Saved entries

........

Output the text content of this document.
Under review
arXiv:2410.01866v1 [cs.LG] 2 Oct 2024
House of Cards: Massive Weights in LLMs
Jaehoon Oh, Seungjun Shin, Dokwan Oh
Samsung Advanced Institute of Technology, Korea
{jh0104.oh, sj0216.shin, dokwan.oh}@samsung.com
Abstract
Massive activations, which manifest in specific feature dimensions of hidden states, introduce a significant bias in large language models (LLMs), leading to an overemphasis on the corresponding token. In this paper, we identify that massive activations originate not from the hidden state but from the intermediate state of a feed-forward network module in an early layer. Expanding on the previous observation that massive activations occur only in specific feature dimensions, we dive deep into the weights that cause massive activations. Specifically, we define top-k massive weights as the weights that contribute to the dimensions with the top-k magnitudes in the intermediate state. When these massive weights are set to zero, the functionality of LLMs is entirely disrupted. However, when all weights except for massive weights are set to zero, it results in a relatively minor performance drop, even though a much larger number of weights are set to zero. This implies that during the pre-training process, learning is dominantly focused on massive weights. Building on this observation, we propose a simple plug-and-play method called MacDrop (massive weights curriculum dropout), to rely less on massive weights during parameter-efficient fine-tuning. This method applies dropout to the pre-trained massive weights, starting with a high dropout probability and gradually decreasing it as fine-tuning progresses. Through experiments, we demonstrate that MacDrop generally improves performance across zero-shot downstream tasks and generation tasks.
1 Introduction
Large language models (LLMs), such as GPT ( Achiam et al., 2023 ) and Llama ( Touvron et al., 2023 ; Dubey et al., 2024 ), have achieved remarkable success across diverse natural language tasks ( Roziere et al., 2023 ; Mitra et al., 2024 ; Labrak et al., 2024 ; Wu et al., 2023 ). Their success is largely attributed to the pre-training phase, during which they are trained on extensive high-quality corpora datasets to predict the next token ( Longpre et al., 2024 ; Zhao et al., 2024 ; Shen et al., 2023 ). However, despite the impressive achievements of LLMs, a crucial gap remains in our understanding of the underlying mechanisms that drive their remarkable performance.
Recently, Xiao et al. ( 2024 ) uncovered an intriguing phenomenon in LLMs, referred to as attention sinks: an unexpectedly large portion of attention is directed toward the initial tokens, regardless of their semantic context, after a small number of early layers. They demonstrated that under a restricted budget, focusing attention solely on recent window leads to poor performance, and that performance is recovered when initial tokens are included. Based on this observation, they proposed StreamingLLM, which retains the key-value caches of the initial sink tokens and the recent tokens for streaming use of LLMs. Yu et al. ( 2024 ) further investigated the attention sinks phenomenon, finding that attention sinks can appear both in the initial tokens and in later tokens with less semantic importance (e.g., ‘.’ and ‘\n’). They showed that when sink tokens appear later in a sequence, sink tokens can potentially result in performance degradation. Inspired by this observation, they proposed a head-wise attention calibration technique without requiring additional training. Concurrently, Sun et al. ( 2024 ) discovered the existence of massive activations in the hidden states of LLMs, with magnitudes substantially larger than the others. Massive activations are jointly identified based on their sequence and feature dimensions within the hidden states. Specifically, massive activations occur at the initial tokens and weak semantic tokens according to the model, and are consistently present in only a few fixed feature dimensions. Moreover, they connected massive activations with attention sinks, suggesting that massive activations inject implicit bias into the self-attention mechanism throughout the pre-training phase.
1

........

* [Task brief] From the records above, extract every entry exactly as given.

* [Task answer]
Output the text content of this document.
Under review
arXiv:2410.01866v1 [cs.LG] 2 Oct 2024
House of Cards: Massive Weights in LLMs
Jaehoon Oh, Seungjun Shin, Dokwan Oh
Samsung Advanced Institute of Technology, Korea
{jh0104.oh, sj0216.shin, dokwan.oh}@samsung.com
Abstract
Massive activations, which manifest in specific feature dimensions of hidden states, introduce a significant bias in large language models (LLMs), leading to an overemphasis on the corresponding token. In this paper, we identify that massive activations originate not from the hidden state but from the intermediate state of a feed-forward network module in an early layer. Expanding on the previous observation that massive activations occur only in specific feature dimensions, we dive deep into the weights that cause massive activations. Specifically, we define top-k massive weights as the weights that contribute to the dimensions with the top-k magnitudes in the intermediate state. When these massive weights are set to zero, the functionality of LLMs is entirely disrupted. However, when all weights except for massive weights are set to zero, it results in a relatively minor performance drop, even though a much larger number of weights are set to zero. This implies that during the pre-training process, learning is dominantly focused on massive weights. Building on this observation, we propose a simple plug-and-play method called MacDrop (massive weights curriculum dropout), to rely less on massive weights during parameter-efficient fine-tuning. This method applies dropout to the pre-trained massive weights, starting with a high dropout probability and gradually decreasing it as fine-tuning progresses. Through experiments, we demonstrate that MacDrop generally improves performance across zero-shot downstream tasks and generation tasks.
1 Introduction
Large language models (LLMs), such as GPT ( Achiam et al., 2023 ) and Llama ( Touvron et al., 2023 ; Dubey et al., 2024 ), have achieved remarkable success across diverse natural language tasks ( Roziere et al., 2023 ; Mitra et al., 2024 ; Labrak et al., 2024 ; Wu et al., 2023 ). Their success is largely attributed to the pre-training phase, during which they are trained on extensive high-quality corpora datasets to predict the next token ( Longpre et al., 2024 ; Zhao et al., 2024 ; Shen et al., 2023 ). However, despite the impressive achievements of LLMs, a crucial gap remains in our understanding of the underlying mechanisms that drive their remarkable performance.
Recently, Xiao et al. ( 2024 ) uncovered an intriguing phenomenon in LLMs, referred to as attention sinks: an unexpectedly large portion of attention is directed toward the initial tokens, regardless of their semantic context, after a small number of early layers. They demonstrated that under a restricted budget, focusing attention solely on recent window leads to poor performance, and that performance is recovered when initial tokens are included. Based on this observation, they proposed StreamingLLM, which retains the key-value caches of the initial sink tokens and the recent tokens for streaming use of LLMs. Yu et al. ( 2024 ) further investigated the attention sinks phenomenon, finding that attention sinks can appear both in the initial tokens and in later tokens with less semantic importance (e.g., ‘.’ and ‘\n’). They showed that when sink tokens appear later in a sequence, sink tokens can potentially result in performance degradation. Inspired by this observation, they proposed a head-wise attention calibration technique without requiring additional training. Concurrently, Sun et al. ( 2024 ) discovered the existence of massive activations in the hidden states of LLMs, with magnitudes substantially larger than the others. Massive activations are jointly identified based on their sequence and feature dimensions within the hidden states. Specifically, massive activations occur at the initial tokens and weak semantic tokens according to the model, and are consistently present in only a few fixed feature dimensions. Moreover, they connected massive activations with attention sinks, suggesting that massive activations inject implicit bias into the self-attention mechanism throughout the pre-training phase.
1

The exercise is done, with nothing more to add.